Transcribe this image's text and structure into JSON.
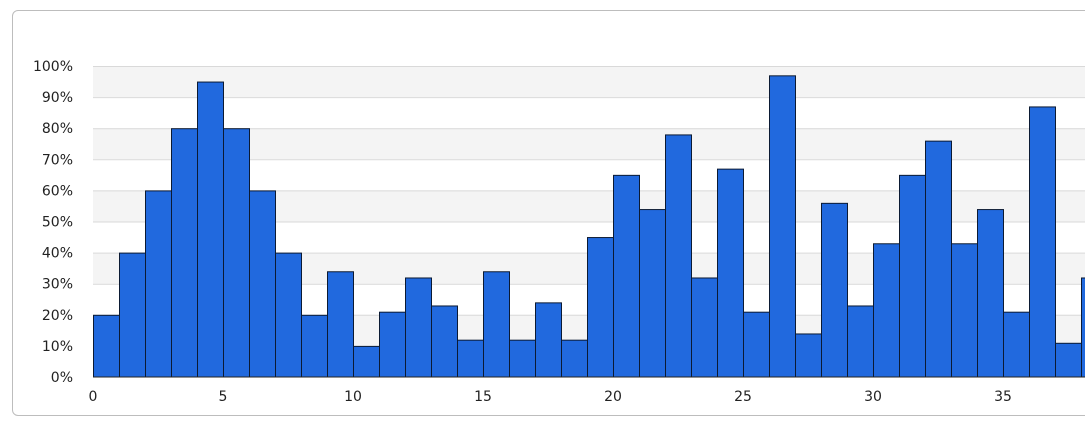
{
  "chart_data": {
    "type": "bar",
    "title": "",
    "xlabel": "",
    "ylabel": "",
    "x": [
      0,
      1,
      2,
      3,
      4,
      5,
      6,
      7,
      8,
      9,
      10,
      11,
      12,
      13,
      14,
      15,
      16,
      17,
      18,
      19,
      20,
      21,
      22,
      23,
      24,
      25,
      26,
      27,
      28,
      29,
      30,
      31,
      32,
      33,
      34,
      35,
      36,
      37,
      38
    ],
    "values": [
      20,
      40,
      60,
      80,
      95,
      80,
      60,
      40,
      20,
      34,
      10,
      21,
      32,
      23,
      12,
      34,
      12,
      24,
      12,
      45,
      65,
      54,
      78,
      32,
      67,
      21,
      97,
      14,
      56,
      23,
      43,
      65,
      76,
      43,
      54,
      21,
      87,
      11,
      32
    ],
    "ylim": [
      0,
      100
    ],
    "y_ticks": [
      0,
      10,
      20,
      30,
      40,
      50,
      60,
      70,
      80,
      90,
      100
    ],
    "y_tick_labels": [
      "0%",
      "10%",
      "20%",
      "30%",
      "40%",
      "50%",
      "60%",
      "70%",
      "80%",
      "90%",
      "100%"
    ],
    "x_ticks": [
      0,
      5,
      10,
      15,
      20,
      25,
      30,
      35
    ],
    "x_tick_labels": [
      "0",
      "5",
      "10",
      "15",
      "20",
      "25",
      "30",
      "35"
    ],
    "grid": true,
    "colors": {
      "bar": "#2169de",
      "bar_edge": "#0b1a33",
      "band": "#f4f4f4",
      "grid": "#d9d9d9"
    }
  }
}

REQUIREMENT:
Take the entries shown above and quote them verbatim, passing over the pictures.

RESULT OF THIS EXERCISE:
Transcribe this image's text and structure into JSON.
{
  "chart_data": {
    "type": "bar",
    "title": "",
    "xlabel": "",
    "ylabel": "",
    "x": [
      0,
      1,
      2,
      3,
      4,
      5,
      6,
      7,
      8,
      9,
      10,
      11,
      12,
      13,
      14,
      15,
      16,
      17,
      18,
      19,
      20,
      21,
      22,
      23,
      24,
      25,
      26,
      27,
      28,
      29,
      30,
      31,
      32,
      33,
      34,
      35,
      36,
      37,
      38
    ],
    "values": [
      20,
      40,
      60,
      80,
      95,
      80,
      60,
      40,
      20,
      34,
      10,
      21,
      32,
      23,
      12,
      34,
      12,
      24,
      12,
      45,
      65,
      54,
      78,
      32,
      67,
      21,
      97,
      14,
      56,
      23,
      43,
      65,
      76,
      43,
      54,
      21,
      87,
      11,
      32
    ],
    "ylim": [
      0,
      100
    ],
    "y_ticks": [
      0,
      10,
      20,
      30,
      40,
      50,
      60,
      70,
      80,
      90,
      100
    ],
    "y_tick_labels": [
      "0%",
      "10%",
      "20%",
      "30%",
      "40%",
      "50%",
      "60%",
      "70%",
      "80%",
      "90%",
      "100%"
    ],
    "x_ticks": [
      0,
      5,
      10,
      15,
      20,
      25,
      30,
      35
    ],
    "x_tick_labels": [
      "0",
      "5",
      "10",
      "15",
      "20",
      "25",
      "30",
      "35"
    ],
    "grid": true,
    "colors": {
      "bar": "#2169de",
      "bar_edge": "#0b1a33",
      "band": "#f4f4f4",
      "grid": "#d9d9d9"
    }
  }
}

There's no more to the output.